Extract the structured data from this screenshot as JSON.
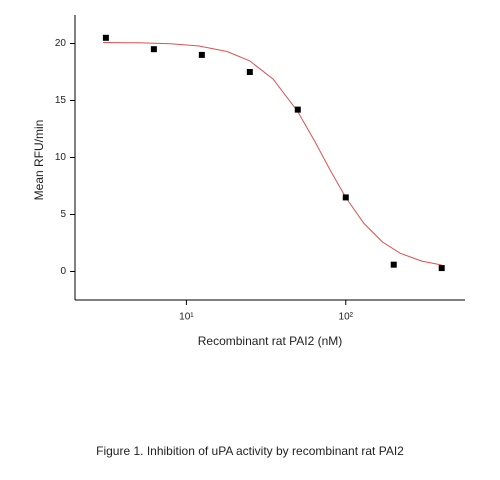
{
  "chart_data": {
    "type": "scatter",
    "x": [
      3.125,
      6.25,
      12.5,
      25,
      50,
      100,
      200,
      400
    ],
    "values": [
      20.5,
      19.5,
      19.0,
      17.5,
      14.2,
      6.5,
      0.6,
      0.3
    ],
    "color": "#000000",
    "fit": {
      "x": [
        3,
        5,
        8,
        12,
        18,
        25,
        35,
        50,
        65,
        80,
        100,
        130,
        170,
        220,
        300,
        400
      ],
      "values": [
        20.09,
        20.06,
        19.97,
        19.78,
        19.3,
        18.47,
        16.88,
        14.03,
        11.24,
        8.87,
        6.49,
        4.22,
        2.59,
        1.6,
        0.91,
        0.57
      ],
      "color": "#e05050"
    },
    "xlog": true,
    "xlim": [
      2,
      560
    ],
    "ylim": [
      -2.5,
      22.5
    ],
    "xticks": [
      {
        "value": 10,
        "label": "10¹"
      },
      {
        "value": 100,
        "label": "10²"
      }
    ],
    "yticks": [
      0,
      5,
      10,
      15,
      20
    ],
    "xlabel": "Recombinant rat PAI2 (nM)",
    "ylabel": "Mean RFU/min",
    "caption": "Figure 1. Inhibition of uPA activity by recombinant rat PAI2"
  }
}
----
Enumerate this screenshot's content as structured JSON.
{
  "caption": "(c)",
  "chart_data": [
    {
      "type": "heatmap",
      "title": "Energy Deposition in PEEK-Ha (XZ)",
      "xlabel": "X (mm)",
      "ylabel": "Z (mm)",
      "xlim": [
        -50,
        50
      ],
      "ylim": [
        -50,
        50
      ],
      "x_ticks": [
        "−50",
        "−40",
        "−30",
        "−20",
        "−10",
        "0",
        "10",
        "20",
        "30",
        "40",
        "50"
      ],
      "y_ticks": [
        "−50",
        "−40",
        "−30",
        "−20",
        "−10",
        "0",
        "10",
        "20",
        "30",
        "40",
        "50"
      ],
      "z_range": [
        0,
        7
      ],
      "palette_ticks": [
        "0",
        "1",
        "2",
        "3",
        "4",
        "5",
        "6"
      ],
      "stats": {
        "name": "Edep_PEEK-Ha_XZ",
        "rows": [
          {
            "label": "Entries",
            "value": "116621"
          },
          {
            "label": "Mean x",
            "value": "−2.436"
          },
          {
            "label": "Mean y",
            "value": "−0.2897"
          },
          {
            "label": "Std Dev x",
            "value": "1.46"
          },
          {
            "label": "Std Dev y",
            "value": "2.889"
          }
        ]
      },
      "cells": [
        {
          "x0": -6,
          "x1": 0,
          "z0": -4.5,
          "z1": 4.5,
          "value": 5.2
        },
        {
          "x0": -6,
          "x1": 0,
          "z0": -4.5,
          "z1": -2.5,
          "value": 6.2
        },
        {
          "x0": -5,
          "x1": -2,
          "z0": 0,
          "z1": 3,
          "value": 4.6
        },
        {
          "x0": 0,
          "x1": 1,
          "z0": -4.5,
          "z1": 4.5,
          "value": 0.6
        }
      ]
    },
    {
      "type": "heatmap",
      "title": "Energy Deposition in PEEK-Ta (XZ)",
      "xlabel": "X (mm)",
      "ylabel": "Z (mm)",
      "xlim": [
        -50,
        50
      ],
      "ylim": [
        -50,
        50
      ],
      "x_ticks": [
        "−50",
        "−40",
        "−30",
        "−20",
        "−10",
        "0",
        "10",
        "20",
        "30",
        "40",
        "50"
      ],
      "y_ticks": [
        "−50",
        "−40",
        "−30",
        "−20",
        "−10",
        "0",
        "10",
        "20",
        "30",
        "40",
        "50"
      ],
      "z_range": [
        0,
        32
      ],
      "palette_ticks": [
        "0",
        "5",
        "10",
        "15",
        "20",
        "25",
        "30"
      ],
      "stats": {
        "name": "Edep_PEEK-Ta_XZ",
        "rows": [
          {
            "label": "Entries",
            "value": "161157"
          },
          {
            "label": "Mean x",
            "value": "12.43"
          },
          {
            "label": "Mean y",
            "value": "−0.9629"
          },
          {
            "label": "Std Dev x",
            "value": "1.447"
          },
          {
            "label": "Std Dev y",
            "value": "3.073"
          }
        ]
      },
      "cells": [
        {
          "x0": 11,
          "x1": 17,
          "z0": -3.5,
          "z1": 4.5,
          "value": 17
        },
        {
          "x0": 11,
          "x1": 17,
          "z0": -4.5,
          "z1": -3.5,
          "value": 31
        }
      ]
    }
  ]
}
----
§ **WHAT THE TASK REQUIRES**
Copy every line of the material in which the word "Deposition" occurs.

§ **PROBLEM SOLUTION**
      "title": "Energy Deposition in PEEK-Ha (XZ)",
      "title": "Energy Deposition in PEEK-Ta (XZ)",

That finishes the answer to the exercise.